» Your objective:
Copy out the records word for word, from the first line through the line with "row-value: ٤٠٨ كيلوبايت (223, 241, 288, 255)", including that line, and stop there.

··········

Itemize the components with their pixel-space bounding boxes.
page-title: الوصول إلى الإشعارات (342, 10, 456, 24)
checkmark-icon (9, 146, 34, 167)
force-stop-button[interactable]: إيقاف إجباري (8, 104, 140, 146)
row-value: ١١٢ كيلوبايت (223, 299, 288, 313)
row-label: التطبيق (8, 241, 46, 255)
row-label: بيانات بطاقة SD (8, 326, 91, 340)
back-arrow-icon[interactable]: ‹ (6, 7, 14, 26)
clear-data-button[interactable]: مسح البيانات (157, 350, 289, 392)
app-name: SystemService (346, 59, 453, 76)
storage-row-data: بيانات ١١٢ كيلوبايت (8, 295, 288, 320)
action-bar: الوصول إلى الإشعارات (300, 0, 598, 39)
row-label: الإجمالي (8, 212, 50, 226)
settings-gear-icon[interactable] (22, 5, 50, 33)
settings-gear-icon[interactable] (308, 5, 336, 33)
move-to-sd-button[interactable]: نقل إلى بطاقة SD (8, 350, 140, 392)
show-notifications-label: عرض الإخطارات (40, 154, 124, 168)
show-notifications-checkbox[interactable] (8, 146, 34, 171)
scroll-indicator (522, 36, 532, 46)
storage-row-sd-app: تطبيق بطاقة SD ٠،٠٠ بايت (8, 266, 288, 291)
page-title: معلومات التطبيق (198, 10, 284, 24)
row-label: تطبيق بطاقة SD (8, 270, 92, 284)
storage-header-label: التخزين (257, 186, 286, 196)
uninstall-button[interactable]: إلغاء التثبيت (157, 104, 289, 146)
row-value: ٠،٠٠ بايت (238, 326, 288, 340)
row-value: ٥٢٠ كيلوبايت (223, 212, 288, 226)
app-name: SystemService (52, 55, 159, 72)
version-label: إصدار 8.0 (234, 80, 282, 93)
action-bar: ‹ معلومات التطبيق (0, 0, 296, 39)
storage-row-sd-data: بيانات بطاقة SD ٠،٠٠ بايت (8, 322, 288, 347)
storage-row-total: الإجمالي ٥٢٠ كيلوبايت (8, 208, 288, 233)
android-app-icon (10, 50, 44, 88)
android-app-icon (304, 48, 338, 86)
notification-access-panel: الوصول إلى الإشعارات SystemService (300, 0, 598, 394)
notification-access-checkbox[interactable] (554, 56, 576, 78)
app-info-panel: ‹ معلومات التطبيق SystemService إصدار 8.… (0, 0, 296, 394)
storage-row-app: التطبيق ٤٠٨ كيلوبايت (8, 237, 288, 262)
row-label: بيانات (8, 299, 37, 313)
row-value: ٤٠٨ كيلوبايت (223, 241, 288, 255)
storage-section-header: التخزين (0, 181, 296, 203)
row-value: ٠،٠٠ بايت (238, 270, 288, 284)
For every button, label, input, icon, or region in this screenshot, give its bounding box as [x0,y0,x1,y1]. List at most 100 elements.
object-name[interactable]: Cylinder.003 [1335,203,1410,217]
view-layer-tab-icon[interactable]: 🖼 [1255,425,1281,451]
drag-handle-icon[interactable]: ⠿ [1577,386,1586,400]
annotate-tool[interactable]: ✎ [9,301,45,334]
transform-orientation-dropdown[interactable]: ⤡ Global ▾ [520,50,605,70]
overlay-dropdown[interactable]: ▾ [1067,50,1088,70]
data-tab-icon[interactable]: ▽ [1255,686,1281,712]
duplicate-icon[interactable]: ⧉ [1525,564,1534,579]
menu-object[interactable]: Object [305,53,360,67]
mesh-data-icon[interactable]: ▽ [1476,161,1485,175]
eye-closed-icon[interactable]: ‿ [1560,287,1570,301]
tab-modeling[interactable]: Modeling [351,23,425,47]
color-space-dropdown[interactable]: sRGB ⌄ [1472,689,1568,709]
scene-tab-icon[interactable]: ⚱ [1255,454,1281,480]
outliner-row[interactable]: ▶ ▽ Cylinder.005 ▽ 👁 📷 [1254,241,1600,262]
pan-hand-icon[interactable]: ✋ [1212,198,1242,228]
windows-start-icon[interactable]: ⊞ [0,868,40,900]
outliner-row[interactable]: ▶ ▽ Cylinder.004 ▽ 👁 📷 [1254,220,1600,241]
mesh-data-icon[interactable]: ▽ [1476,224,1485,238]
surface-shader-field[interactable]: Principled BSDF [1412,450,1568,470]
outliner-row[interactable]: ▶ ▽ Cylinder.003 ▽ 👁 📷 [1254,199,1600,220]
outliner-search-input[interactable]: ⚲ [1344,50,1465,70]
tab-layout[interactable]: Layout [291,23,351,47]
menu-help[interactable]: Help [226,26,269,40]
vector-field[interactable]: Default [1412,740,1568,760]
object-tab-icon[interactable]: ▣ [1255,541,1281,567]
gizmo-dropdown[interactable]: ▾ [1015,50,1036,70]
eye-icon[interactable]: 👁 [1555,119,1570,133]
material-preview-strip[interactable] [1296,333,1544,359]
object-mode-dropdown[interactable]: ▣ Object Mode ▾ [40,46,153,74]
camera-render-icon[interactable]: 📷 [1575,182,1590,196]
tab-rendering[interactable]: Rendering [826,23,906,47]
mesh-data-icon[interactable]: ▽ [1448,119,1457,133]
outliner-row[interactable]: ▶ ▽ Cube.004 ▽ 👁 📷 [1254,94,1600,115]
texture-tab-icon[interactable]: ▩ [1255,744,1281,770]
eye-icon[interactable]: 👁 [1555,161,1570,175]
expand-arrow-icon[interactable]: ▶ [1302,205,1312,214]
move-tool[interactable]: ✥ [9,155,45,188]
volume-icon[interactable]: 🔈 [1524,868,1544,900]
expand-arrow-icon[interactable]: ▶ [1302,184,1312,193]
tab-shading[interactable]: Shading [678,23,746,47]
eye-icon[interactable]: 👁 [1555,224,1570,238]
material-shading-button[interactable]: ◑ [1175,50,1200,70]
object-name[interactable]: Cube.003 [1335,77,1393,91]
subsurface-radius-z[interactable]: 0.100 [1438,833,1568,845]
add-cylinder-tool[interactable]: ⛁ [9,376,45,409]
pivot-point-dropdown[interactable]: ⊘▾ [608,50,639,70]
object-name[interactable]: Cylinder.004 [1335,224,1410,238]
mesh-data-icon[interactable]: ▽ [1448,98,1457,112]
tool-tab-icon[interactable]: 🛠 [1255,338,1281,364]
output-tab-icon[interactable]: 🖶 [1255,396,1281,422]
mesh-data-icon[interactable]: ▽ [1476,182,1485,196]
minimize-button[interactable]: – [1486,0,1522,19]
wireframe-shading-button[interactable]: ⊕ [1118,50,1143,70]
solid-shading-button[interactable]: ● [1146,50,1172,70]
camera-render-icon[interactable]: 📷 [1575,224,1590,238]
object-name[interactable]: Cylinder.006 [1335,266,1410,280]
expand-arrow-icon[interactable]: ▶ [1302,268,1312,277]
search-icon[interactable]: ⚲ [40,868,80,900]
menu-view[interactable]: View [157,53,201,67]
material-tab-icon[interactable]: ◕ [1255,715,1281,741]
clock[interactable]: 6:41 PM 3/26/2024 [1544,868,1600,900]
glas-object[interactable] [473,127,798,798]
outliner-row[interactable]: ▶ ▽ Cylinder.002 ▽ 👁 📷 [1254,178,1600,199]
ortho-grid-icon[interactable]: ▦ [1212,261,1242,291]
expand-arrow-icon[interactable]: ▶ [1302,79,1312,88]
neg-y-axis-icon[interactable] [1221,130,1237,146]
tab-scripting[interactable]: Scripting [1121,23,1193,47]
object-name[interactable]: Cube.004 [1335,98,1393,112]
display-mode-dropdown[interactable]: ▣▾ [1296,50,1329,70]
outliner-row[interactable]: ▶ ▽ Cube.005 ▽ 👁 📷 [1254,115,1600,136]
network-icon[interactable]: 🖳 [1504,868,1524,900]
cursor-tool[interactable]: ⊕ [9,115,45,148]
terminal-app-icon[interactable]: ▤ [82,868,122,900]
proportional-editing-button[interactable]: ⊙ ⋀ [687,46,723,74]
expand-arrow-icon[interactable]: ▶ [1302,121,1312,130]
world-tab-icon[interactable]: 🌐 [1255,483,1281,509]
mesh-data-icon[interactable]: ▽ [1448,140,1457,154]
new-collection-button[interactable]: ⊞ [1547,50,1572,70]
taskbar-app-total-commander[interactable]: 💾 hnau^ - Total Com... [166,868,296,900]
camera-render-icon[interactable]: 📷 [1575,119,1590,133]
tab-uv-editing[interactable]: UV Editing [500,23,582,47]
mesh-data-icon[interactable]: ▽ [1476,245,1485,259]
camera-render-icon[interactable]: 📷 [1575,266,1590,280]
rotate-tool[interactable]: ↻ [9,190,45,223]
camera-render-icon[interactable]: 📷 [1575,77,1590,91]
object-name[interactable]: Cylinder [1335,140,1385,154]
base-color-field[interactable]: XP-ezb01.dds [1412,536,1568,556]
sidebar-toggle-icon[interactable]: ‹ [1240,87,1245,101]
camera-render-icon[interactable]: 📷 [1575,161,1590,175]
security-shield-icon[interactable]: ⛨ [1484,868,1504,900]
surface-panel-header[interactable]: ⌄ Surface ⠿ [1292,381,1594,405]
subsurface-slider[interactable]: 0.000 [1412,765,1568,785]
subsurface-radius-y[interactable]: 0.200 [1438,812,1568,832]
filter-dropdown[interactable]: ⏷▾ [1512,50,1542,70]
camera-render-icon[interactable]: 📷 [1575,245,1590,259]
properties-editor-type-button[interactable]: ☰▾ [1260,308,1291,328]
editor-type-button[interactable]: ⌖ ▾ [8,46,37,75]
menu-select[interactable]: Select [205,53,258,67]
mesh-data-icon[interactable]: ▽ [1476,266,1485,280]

··········

» Completed task:
Itemize the components with their pixel-space bounding boxes.
page-title: الوصول إلى الإشعارات (342, 10, 456, 24)
checkmark-icon (9, 146, 34, 167)
force-stop-button[interactable]: إيقاف إجباري (8, 104, 140, 146)
row-value: ١١٢ كيلوبايت (223, 299, 288, 313)
row-label: التطبيق (8, 241, 46, 255)
row-label: بيانات بطاقة SD (8, 326, 91, 340)
back-arrow-icon[interactable]: ‹ (6, 7, 14, 26)
clear-data-button[interactable]: مسح البيانات (157, 350, 289, 392)
app-name: SystemService (346, 59, 453, 76)
storage-row-data: بيانات ١١٢ كيلوبايت (8, 295, 288, 320)
action-bar: الوصول إلى الإشعارات (300, 0, 598, 39)
row-label: الإجمالي (8, 212, 50, 226)
settings-gear-icon[interactable] (22, 5, 50, 33)
settings-gear-icon[interactable] (308, 5, 336, 33)
move-to-sd-button[interactable]: نقل إلى بطاقة SD (8, 350, 140, 392)
show-notifications-label: عرض الإخطارات (40, 154, 124, 168)
show-notifications-checkbox[interactable] (8, 146, 34, 171)
scroll-indicator (522, 36, 532, 46)
storage-row-sd-app: تطبيق بطاقة SD ٠،٠٠ بايت (8, 266, 288, 291)
page-title: معلومات التطبيق (198, 10, 284, 24)
row-label: تطبيق بطاقة SD (8, 270, 92, 284)
storage-header-label: التخزين (257, 186, 286, 196)
uninstall-button[interactable]: إلغاء التثبيت (157, 104, 289, 146)
row-value: ٠،٠٠ بايت (238, 326, 288, 340)
row-value: ٥٢٠ كيلوبايت (223, 212, 288, 226)
app-name: SystemService (52, 55, 159, 72)
version-label: إصدار 8.0 (234, 80, 282, 93)
action-bar: ‹ معلومات التطبيق (0, 0, 296, 39)
storage-row-sd-data: بيانات بطاقة SD ٠،٠٠ بايت (8, 322, 288, 347)
storage-row-total: الإجمالي ٥٢٠ كيلوبايت (8, 208, 288, 233)
android-app-icon (10, 50, 44, 88)
android-app-icon (304, 48, 338, 86)
notification-access-panel: الوصول إلى الإشعارات SystemService (300, 0, 598, 394)
notification-access-checkbox[interactable] (554, 56, 576, 78)
app-info-panel: ‹ معلومات التطبيق SystemService إصدار 8.… (0, 0, 296, 394)
storage-row-app: التطبيق ٤٠٨ كيلوبايت (8, 237, 288, 262)
row-label: بيانات (8, 299, 37, 313)
row-value: ٤٠٨ كيلوبايت (223, 241, 288, 255)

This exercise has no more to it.